> [Exercise objective] Please output the lines shown below exactly as they appear.

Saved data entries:
_ _ _
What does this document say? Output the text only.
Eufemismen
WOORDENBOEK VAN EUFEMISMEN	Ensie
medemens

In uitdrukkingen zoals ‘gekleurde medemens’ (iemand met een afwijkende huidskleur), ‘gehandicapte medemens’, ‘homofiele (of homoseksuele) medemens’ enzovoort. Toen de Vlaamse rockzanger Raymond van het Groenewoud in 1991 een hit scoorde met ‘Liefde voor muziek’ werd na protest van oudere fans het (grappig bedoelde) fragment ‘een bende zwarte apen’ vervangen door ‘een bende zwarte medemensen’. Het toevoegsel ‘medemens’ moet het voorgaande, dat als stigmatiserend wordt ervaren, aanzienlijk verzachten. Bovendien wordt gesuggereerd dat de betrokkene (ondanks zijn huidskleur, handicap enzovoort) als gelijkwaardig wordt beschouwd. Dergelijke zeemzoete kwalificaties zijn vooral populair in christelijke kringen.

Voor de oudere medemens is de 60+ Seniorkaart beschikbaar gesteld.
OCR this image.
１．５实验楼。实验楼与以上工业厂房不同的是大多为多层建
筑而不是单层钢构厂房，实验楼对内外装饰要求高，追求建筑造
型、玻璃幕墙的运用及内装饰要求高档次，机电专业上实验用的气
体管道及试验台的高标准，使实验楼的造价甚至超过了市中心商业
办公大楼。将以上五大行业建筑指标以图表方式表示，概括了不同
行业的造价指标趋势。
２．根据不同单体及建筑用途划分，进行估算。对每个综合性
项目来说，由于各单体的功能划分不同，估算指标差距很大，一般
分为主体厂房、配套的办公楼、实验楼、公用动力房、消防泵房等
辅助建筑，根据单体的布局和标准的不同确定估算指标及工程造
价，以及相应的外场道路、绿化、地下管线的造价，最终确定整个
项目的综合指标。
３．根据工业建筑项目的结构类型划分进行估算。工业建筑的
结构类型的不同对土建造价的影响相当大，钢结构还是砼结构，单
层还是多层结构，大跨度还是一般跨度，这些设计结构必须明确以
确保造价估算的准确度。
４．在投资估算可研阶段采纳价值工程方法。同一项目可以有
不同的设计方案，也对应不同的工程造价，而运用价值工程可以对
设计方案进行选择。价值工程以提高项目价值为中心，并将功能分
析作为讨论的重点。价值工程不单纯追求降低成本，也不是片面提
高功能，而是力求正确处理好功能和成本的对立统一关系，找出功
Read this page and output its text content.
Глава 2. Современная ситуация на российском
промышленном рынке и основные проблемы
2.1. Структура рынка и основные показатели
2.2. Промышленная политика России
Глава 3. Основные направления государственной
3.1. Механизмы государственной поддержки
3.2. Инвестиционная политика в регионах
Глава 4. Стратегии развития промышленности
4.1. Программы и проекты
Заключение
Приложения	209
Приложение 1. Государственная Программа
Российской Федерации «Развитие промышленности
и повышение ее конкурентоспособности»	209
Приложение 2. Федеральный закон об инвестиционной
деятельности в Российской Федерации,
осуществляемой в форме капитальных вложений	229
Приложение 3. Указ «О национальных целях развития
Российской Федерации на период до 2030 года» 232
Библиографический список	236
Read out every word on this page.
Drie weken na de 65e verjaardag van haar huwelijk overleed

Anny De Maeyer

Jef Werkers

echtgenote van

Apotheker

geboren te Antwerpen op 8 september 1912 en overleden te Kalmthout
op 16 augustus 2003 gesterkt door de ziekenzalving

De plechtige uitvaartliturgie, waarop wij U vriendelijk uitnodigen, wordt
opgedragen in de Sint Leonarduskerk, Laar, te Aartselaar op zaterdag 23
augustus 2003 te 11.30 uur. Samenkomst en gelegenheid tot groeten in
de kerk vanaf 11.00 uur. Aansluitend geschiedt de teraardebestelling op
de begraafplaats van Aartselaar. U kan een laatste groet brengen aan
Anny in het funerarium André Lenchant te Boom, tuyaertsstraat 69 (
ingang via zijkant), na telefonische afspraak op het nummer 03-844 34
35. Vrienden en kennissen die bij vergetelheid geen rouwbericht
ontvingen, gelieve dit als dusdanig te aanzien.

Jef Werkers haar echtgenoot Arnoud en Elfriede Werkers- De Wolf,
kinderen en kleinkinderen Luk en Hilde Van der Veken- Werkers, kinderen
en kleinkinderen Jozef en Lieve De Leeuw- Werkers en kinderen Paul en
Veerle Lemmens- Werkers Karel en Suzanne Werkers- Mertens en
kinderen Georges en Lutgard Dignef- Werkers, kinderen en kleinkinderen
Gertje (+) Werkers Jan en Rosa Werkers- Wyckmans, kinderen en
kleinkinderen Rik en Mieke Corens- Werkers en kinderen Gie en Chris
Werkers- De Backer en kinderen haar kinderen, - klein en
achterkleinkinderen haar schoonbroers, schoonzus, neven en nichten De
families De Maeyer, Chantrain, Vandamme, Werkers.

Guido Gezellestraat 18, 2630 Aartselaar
_ _ _
> [Task result]
What does this document say? Output the text only.
Eufemismen
WOORDENBOEK VAN EUFEMISMEN	Ensie
medemens

In uitdrukkingen zoals ‘gekleurde medemens’ (iemand met een afwijkende huidskleur), ‘gehandicapte medemens’, ‘homofiele (of homoseksuele) medemens’ enzovoort. Toen de Vlaamse rockzanger Raymond van het Groenewoud in 1991 een hit scoorde met ‘Liefde voor muziek’ werd na protest van oudere fans het (grappig bedoelde) fragment ‘een bende zwarte apen’ vervangen door ‘een bende zwarte medemensen’. Het toevoegsel ‘medemens’ moet het voorgaande, dat als stigmatiserend wordt ervaren, aanzienlijk verzachten. Bovendien wordt gesuggereerd dat de betrokkene (ondanks zijn huidskleur, handicap enzovoort) als gelijkwaardig wordt beschouwd. Dergelijke zeemzoete kwalificaties zijn vooral populair in christelijke kringen.

Voor de oudere medemens is de 60+ Seniorkaart beschikbaar gesteld.
OCR this image.
１．５实验楼。实验楼与以上工业厂房不同的是大多为多层建
筑而不是单层钢构厂房，实验楼对内外装饰要求高，追求建筑造
型、玻璃幕墙的运用及内装饰要求高档次，机电专业上实验用的气
体管道及试验台的高标准，使实验楼的造价甚至超过了市中心商业
办公大楼。将以上五大行业建筑指标以图表方式表示，概括了不同
行业的造价指标趋势。
２．根据不同单体及建筑用途划分，进行估算。对每个综合性
项目来说，由于各单体的功能划分不同，估算指标差距很大，一般
分为主体厂房、配套的办公楼、实验楼、公用动力房、消防泵房等
辅助建筑，根据单体的布局和标准的不同确定估算指标及工程造
价，以及相应的外场道路、绿化、地下管线的造价，最终确定整个
项目的综合指标。
３．根据工业建筑项目的结构类型划分进行估算。工业建筑的
结构类型的不同对土建造价的影响相当大，钢结构还是砼结构，单
层还是多层结构，大跨度还是一般跨度，这些设计结构必须明确以
确保造价估算的准确度。
４．在投资估算可研阶段采纳价值工程方法。同一项目可以有
不同的设计方案，也对应不同的工程造价，而运用价值工程可以对
设计方案进行选择。价值工程以提高项目价值为中心，并将功能分
析作为讨论的重点。价值工程不单纯追求降低成本，也不是片面提
高功能，而是力求正确处理好功能和成本的对立统一关系，找出功
Read this page and output its text content.
Глава 2. Современная ситуация на российском
промышленном рынке и основные проблемы
2.1. Структура рынка и основные показатели
2.2. Промышленная политика России
Глава 3. Основные направления государственной
3.1. Механизмы государственной поддержки
3.2. Инвестиционная политика в регионах
Глава 4. Стратегии развития промышленности
4.1. Программы и проекты
Заключение
Приложения	209
Приложение 1. Государственная Программа
Российской Федерации «Развитие промышленности
и повышение ее конкурентоспособности»	209
Приложение 2. Федеральный закон об инвестиционной
деятельности в Российской Федерации,
осуществляемой в форме капитальных вложений	229
Приложение 3. Указ «О национальных целях развития
Российской Федерации на период до 2030 года» 232
Библиографический список	236
Read out every word on this page.
Drie weken na de 65e verjaardag van haar huwelijk overleed

Anny De Maeyer

Jef Werkers

echtgenote van

Apotheker

geboren te Antwerpen op 8 september 1912 en overleden te Kalmthout
op 16 augustus 2003 gesterkt door de ziekenzalving

De plechtige uitvaartliturgie, waarop wij U vriendelijk uitnodigen, wordt
opgedragen in de Sint Leonarduskerk, Laar, te Aartselaar op zaterdag 23
augustus 2003 te 11.30 uur. Samenkomst en gelegenheid tot groeten in
de kerk vanaf 11.00 uur. Aansluitend geschiedt de teraardebestelling op
de begraafplaats van Aartselaar. U kan een laatste groet brengen aan
Anny in het funerarium André Lenchant te Boom, tuyaertsstraat 69 (
ingang via zijkant), na telefonische afspraak op het nummer 03-844 34
35. Vrienden en kennissen die bij vergetelheid geen rouwbericht
ontvingen, gelieve dit als dusdanig te aanzien.

Jef Werkers haar echtgenoot Arnoud en Elfriede Werkers- De Wolf,
kinderen en kleinkinderen Luk en Hilde Van der Veken- Werkers, kinderen
en kleinkinderen Jozef en Lieve De Leeuw- Werkers en kinderen Paul en
Veerle Lemmens- Werkers Karel en Suzanne Werkers- Mertens en
kinderen Georges en Lutgard Dignef- Werkers, kinderen en kleinkinderen
Gertje (+) Werkers Jan en Rosa Werkers- Wyckmans, kinderen en
kleinkinderen Rik en Mieke Corens- Werkers en kinderen Gie en Chris
Werkers- De Backer en kinderen haar kinderen, - klein en
achterkleinkinderen haar schoonbroers, schoonzus, neven en nichten De
families De Maeyer, Chantrain, Vandamme, Werkers.

Guido Gezellestraat 18, 2630 Aartselaar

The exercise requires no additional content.